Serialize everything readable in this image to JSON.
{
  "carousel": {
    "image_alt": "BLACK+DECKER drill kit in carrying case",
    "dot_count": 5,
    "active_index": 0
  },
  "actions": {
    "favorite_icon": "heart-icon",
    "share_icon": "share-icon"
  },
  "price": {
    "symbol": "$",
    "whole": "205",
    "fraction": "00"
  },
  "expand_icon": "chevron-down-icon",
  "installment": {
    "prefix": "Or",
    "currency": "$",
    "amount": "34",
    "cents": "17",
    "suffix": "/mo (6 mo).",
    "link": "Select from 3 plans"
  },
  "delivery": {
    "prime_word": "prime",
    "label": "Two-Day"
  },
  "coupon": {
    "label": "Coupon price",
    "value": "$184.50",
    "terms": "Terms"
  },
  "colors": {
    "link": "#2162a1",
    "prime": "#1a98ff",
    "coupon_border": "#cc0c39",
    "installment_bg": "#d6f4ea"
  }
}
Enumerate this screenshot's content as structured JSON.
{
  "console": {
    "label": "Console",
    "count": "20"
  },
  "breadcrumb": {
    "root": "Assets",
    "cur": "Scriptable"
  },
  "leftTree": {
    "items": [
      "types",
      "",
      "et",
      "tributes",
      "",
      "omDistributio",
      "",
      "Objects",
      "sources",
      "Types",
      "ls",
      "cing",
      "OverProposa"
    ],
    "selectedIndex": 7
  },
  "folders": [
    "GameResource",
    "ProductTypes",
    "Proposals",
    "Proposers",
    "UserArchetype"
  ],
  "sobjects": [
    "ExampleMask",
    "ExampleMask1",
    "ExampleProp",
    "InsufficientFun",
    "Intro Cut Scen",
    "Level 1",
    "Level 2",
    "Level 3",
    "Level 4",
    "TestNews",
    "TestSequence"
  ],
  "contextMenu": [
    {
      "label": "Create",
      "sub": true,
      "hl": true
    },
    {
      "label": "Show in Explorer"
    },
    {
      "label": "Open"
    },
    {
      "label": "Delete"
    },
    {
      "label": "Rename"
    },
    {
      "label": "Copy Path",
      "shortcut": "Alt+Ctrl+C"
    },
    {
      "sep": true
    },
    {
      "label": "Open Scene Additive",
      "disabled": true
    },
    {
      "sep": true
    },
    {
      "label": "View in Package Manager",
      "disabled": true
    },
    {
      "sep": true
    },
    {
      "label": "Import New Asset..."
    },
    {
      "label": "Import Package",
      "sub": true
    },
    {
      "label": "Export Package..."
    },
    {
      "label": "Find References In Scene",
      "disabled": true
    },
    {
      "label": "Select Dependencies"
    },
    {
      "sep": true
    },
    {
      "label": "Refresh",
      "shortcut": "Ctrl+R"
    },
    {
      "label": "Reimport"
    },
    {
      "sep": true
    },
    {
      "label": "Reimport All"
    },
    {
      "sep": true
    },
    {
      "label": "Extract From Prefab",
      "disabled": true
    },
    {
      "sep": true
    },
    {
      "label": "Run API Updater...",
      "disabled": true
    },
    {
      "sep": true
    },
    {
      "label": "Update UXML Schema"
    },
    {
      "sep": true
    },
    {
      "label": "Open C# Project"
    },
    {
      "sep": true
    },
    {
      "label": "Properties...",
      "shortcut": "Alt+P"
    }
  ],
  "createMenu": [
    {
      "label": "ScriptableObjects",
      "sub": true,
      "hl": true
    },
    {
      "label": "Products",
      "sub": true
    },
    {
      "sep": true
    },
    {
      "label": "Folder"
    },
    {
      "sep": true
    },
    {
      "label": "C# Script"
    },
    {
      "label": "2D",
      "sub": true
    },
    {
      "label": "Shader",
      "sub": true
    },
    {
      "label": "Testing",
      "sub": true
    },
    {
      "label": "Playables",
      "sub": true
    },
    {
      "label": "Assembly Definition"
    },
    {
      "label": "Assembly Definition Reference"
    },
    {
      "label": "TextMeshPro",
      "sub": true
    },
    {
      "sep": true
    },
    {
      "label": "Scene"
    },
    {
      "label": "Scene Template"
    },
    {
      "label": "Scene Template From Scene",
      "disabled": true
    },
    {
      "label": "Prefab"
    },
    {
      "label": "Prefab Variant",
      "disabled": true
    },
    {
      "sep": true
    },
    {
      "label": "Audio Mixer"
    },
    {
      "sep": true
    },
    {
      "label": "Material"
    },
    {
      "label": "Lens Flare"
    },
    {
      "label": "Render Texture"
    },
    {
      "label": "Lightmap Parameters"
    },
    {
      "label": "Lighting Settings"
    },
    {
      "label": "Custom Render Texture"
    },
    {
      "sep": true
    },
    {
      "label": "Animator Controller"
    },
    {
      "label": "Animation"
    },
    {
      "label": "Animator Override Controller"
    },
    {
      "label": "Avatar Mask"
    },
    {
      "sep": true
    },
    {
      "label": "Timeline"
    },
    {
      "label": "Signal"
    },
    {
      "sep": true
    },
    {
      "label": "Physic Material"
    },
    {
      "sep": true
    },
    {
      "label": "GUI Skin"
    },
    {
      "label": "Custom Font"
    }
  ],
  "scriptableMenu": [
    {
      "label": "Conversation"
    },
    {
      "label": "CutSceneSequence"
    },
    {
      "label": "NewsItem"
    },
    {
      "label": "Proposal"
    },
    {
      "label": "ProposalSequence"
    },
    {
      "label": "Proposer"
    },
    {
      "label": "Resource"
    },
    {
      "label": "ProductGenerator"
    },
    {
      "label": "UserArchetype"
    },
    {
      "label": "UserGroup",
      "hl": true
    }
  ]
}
______
WHAT IS ASKED:
Filter the records for lines holding the string "this". Copy each one.

EXERCISE ANSWER:
Serialize everything readable in this image to JSON.
Enumerate this screenshot's content as structured JSON.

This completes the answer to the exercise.